▸ Instructions for the task
Below is a block of data; give all of it again word for word.

▸ Supplied information
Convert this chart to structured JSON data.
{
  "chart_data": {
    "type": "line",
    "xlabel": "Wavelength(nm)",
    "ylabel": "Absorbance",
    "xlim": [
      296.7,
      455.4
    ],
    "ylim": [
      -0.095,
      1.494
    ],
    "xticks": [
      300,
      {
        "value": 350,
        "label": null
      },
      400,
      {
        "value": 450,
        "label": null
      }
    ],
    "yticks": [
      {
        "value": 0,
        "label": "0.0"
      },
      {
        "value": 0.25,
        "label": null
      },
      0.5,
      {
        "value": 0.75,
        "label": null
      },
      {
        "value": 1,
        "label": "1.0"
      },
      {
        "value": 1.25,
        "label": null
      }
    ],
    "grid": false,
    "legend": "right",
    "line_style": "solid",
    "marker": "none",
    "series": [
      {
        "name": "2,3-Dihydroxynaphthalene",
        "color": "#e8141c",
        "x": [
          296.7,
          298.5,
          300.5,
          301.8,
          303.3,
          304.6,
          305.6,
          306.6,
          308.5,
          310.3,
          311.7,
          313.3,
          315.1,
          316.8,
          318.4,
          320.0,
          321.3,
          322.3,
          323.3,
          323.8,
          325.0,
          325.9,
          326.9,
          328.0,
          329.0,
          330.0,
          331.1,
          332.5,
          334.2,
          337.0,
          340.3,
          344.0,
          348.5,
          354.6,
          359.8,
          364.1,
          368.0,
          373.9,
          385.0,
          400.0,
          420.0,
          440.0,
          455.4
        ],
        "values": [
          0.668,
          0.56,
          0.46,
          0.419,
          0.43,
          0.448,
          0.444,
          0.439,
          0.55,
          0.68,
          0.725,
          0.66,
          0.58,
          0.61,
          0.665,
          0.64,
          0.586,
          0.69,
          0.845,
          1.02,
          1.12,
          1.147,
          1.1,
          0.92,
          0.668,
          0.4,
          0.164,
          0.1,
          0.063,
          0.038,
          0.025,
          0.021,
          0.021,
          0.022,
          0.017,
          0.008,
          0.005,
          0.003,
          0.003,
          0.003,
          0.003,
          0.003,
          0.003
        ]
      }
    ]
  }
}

▸ Answer to this task
Convert this chart to structured JSON data.
{
  "chart_data": {
    "type": "line",
    "xlabel": "Wavelength(nm)",
    "ylabel": "Absorbance",
    "xlim": [
      296.7,
      455.4
    ],
    "ylim": [
      -0.095,
      1.494
    ],
    "xticks": [
      300,
      {
        "value": 350,
        "label": null
      },
      400,
      {
        "value": 450,
        "label": null
      }
    ],
    "yticks": [
      {
        "value": 0,
        "label": "0.0"
      },
      {
        "value": 0.25,
        "label": null
      },
      0.5,
      {
        "value": 0.75,
        "label": null
      },
      {
        "value": 1,
        "label": "1.0"
      },
      {
        "value": 1.25,
        "label": null
      }
    ],
    "grid": false,
    "legend": "right",
    "line_style": "solid",
    "marker": "none",
    "series": [
      {
        "name": "2,3-Dihydroxynaphthalene",
        "color": "#e8141c",
        "x": [
          296.7,
          298.5,
          300.5,
          301.8,
          303.3,
          304.6,
          305.6,
          306.6,
          308.5,
          310.3,
          311.7,
          313.3,
          315.1,
          316.8,
          318.4,
          320.0,
          321.3,
          322.3,
          323.3,
          323.8,
          325.0,
          325.9,
          326.9,
          328.0,
          329.0,
          330.0,
          331.1,
          332.5,
          334.2,
          337.0,
          340.3,
          344.0,
          348.5,
          354.6,
          359.8,
          364.1,
          368.0,
          373.9,
          385.0,
          400.0,
          420.0,
          440.0,
          455.4
        ],
        "values": [
          0.668,
          0.56,
          0.46,
          0.419,
          0.43,
          0.448,
          0.444,
          0.439,
          0.55,
          0.68,
          0.725,
          0.66,
          0.58,
          0.61,
          0.665,
          0.64,
          0.586,
          0.69,
          0.845,
          1.02,
          1.12,
          1.147,
          1.1,
          0.92,
          0.668,
          0.4,
          0.164,
          0.1,
          0.063,
          0.038,
          0.025,
          0.021,
          0.021,
          0.022,
          0.017,
          0.008,
          0.005,
          0.003,
          0.003,
          0.003,
          0.003,
          0.003,
          0.003
        ]
      }
    ]
  }
}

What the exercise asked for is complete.